Set problem:
Every line below should be repeated exactly.

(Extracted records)
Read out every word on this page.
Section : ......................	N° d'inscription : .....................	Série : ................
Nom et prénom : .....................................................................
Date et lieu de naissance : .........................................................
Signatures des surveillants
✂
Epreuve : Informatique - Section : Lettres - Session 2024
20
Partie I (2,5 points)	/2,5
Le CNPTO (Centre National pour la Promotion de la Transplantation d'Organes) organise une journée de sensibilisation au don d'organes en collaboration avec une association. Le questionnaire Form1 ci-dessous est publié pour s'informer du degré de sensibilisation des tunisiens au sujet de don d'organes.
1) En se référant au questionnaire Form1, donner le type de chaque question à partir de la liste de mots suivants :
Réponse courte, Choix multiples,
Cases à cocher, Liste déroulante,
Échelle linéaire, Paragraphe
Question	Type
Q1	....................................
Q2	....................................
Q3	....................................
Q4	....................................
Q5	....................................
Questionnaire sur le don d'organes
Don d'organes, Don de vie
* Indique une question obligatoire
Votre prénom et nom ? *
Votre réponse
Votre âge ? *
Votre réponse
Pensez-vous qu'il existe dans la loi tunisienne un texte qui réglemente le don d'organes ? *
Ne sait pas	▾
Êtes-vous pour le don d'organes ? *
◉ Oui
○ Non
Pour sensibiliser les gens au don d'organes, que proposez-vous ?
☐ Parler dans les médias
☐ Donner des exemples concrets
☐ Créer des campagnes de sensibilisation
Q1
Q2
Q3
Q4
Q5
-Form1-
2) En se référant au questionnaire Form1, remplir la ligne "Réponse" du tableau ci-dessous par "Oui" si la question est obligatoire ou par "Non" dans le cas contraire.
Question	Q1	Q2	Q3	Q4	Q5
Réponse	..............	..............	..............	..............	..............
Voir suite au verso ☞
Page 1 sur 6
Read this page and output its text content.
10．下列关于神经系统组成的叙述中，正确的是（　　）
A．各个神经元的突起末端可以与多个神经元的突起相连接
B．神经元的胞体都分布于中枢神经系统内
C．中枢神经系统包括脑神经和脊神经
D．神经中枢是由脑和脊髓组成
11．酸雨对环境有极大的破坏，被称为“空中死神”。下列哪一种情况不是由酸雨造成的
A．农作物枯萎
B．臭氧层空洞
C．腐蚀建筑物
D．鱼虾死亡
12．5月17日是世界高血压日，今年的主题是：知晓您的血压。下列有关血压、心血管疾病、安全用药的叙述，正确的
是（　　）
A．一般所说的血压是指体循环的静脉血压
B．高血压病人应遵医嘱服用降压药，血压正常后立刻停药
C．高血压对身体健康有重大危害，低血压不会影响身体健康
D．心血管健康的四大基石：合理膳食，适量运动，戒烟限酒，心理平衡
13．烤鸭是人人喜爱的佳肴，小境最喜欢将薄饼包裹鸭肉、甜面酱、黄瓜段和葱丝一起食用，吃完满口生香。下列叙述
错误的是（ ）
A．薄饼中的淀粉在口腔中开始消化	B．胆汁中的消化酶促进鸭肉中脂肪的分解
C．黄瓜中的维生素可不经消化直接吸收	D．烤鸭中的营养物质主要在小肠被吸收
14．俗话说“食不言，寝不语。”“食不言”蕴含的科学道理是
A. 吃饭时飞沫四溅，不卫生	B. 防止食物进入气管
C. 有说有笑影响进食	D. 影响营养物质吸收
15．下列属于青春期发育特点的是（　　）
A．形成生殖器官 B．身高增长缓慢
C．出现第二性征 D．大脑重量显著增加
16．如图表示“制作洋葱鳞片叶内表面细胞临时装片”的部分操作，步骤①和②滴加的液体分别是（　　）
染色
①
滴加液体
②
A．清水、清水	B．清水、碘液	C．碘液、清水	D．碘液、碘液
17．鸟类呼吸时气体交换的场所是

Exercise response:
Read out every word on this page.
Section : ......................	N° d'inscription : .....................	Série : ................
Nom et prénom : .....................................................................
Date et lieu de naissance : .........................................................
Signatures des surveillants
✂
Epreuve : Informatique - Section : Lettres - Session 2024
20
Partie I (2,5 points)	/2,5
Le CNPTO (Centre National pour la Promotion de la Transplantation d'Organes) organise une journée de sensibilisation au don d'organes en collaboration avec une association. Le questionnaire Form1 ci-dessous est publié pour s'informer du degré de sensibilisation des tunisiens au sujet de don d'organes.
1) En se référant au questionnaire Form1, donner le type de chaque question à partir de la liste de mots suivants :
Réponse courte, Choix multiples,
Cases à cocher, Liste déroulante,
Échelle linéaire, Paragraphe
Question	Type
Q1	....................................
Q2	....................................
Q3	....................................
Q4	....................................
Q5	....................................
Questionnaire sur le don d'organes
Don d'organes, Don de vie
* Indique une question obligatoire
Votre prénom et nom ? *
Votre réponse
Votre âge ? *
Votre réponse
Pensez-vous qu'il existe dans la loi tunisienne un texte qui réglemente le don d'organes ? *
Ne sait pas	▾
Êtes-vous pour le don d'organes ? *
◉ Oui
○ Non
Pour sensibiliser les gens au don d'organes, que proposez-vous ?
☐ Parler dans les médias
☐ Donner des exemples concrets
☐ Créer des campagnes de sensibilisation
Q1
Q2
Q3
Q4
Q5
-Form1-
2) En se référant au questionnaire Form1, remplir la ligne "Réponse" du tableau ci-dessous par "Oui" si la question est obligatoire ou par "Non" dans le cas contraire.
Question	Q1	Q2	Q3	Q4	Q5
Réponse	..............	..............	..............	..............	..............
Voir suite au verso ☞
Page 1 sur 6
Read this page and output its text content.
10．下列关于神经系统组成的叙述中，正确的是（　　）
A．各个神经元的突起末端可以与多个神经元的突起相连接
B．神经元的胞体都分布于中枢神经系统内
C．中枢神经系统包括脑神经和脊神经
D．神经中枢是由脑和脊髓组成
11．酸雨对环境有极大的破坏，被称为“空中死神”。下列哪一种情况不是由酸雨造成的
A．农作物枯萎
B．臭氧层空洞
C．腐蚀建筑物
D．鱼虾死亡
12．5月17日是世界高血压日，今年的主题是：知晓您的血压。下列有关血压、心血管疾病、安全用药的叙述，正确的
是（　　）
A．一般所说的血压是指体循环的静脉血压
B．高血压病人应遵医嘱服用降压药，血压正常后立刻停药
C．高血压对身体健康有重大危害，低血压不会影响身体健康
D．心血管健康的四大基石：合理膳食，适量运动，戒烟限酒，心理平衡
13．烤鸭是人人喜爱的佳肴，小境最喜欢将薄饼包裹鸭肉、甜面酱、黄瓜段和葱丝一起食用，吃完满口生香。下列叙述
错误的是（ ）
A．薄饼中的淀粉在口腔中开始消化	B．胆汁中的消化酶促进鸭肉中脂肪的分解
C．黄瓜中的维生素可不经消化直接吸收	D．烤鸭中的营养物质主要在小肠被吸收
14．俗话说“食不言，寝不语。”“食不言”蕴含的科学道理是
A. 吃饭时飞沫四溅，不卫生	B. 防止食物进入气管
C. 有说有笑影响进食	D. 影响营养物质吸收
15．下列属于青春期发育特点的是（　　）
A．形成生殖器官 B．身高增长缓慢
C．出现第二性征 D．大脑重量显著增加
16．如图表示“制作洋葱鳞片叶内表面细胞临时装片”的部分操作，步骤①和②滴加的液体分别是（　　）
染色
①
滴加液体
②
A．清水、清水	B．清水、碘液	C．碘液、清水	D．碘液、碘液
17．鸟类呼吸时气体交换的场所是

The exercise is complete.